What is expected -
Find each line holding the word "Заказать" and give the total alone.

Supplied records -
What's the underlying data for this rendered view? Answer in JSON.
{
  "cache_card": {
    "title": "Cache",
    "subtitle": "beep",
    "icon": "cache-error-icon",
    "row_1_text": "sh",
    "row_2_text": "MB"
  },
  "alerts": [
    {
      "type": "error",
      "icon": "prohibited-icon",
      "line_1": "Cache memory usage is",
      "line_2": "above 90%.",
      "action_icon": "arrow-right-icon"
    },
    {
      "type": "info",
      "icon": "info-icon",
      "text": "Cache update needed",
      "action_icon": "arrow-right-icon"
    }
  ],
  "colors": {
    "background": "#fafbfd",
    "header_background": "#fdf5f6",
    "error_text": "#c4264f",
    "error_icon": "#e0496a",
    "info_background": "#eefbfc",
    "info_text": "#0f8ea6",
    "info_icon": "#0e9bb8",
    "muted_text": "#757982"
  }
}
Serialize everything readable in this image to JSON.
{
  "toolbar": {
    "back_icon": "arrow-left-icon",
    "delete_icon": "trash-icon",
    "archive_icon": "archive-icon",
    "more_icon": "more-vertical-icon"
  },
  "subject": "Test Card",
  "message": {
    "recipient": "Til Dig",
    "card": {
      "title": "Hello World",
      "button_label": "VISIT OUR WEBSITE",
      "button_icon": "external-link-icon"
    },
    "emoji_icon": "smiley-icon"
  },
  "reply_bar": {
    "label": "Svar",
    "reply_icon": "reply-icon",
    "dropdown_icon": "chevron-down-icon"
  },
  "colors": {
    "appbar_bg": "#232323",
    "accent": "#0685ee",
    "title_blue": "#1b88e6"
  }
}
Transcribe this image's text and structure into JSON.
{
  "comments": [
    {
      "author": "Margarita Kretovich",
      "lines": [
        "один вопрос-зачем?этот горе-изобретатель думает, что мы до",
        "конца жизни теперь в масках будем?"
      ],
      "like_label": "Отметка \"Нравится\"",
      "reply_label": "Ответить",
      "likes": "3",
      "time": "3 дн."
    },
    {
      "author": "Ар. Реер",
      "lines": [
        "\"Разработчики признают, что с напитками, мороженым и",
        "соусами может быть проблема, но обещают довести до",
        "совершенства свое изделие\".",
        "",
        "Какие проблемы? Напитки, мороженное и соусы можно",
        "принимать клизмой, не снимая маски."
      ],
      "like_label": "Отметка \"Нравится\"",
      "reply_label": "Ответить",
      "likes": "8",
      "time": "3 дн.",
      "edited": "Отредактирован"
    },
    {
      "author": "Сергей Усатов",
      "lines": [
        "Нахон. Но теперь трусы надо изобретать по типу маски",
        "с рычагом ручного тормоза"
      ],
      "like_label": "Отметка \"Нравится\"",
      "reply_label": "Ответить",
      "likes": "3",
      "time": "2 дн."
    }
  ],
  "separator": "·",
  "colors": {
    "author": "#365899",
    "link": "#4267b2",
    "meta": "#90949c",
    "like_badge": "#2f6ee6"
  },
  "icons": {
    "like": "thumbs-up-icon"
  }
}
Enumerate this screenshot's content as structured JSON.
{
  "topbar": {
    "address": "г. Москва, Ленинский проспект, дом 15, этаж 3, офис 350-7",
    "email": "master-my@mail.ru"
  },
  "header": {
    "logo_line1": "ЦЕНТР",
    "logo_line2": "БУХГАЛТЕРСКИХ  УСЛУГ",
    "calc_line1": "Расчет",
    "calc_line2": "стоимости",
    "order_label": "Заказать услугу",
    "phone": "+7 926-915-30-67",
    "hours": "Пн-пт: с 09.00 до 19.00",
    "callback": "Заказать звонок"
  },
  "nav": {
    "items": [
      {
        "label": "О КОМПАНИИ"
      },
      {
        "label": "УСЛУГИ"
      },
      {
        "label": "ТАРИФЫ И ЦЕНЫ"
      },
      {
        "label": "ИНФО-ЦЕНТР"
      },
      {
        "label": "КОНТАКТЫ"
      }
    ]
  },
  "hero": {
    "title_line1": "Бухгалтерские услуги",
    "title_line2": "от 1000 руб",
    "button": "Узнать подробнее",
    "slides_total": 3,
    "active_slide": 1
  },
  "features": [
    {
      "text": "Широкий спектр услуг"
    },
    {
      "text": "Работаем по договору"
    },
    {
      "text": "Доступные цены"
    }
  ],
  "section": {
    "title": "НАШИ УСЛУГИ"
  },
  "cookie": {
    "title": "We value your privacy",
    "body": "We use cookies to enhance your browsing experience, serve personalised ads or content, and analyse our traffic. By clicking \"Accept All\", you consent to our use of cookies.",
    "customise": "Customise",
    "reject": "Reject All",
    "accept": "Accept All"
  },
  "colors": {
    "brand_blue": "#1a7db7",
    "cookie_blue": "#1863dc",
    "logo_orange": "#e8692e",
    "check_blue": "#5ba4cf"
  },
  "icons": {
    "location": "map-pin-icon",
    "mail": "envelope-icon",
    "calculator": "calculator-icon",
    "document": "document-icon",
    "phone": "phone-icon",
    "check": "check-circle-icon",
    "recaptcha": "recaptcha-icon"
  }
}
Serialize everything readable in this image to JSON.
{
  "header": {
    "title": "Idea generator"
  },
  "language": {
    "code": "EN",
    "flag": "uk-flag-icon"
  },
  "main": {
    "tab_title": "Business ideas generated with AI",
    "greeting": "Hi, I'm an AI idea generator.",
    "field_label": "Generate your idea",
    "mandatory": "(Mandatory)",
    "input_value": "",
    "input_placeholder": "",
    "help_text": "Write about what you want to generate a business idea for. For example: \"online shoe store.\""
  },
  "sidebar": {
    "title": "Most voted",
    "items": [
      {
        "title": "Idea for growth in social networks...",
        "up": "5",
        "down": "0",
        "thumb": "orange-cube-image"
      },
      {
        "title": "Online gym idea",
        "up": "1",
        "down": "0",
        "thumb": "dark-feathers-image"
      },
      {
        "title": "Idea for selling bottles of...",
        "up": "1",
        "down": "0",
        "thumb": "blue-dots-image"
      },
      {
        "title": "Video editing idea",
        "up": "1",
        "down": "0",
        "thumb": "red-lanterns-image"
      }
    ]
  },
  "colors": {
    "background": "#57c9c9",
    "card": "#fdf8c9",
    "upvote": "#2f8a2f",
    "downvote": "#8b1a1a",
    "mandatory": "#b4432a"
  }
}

Response below -
2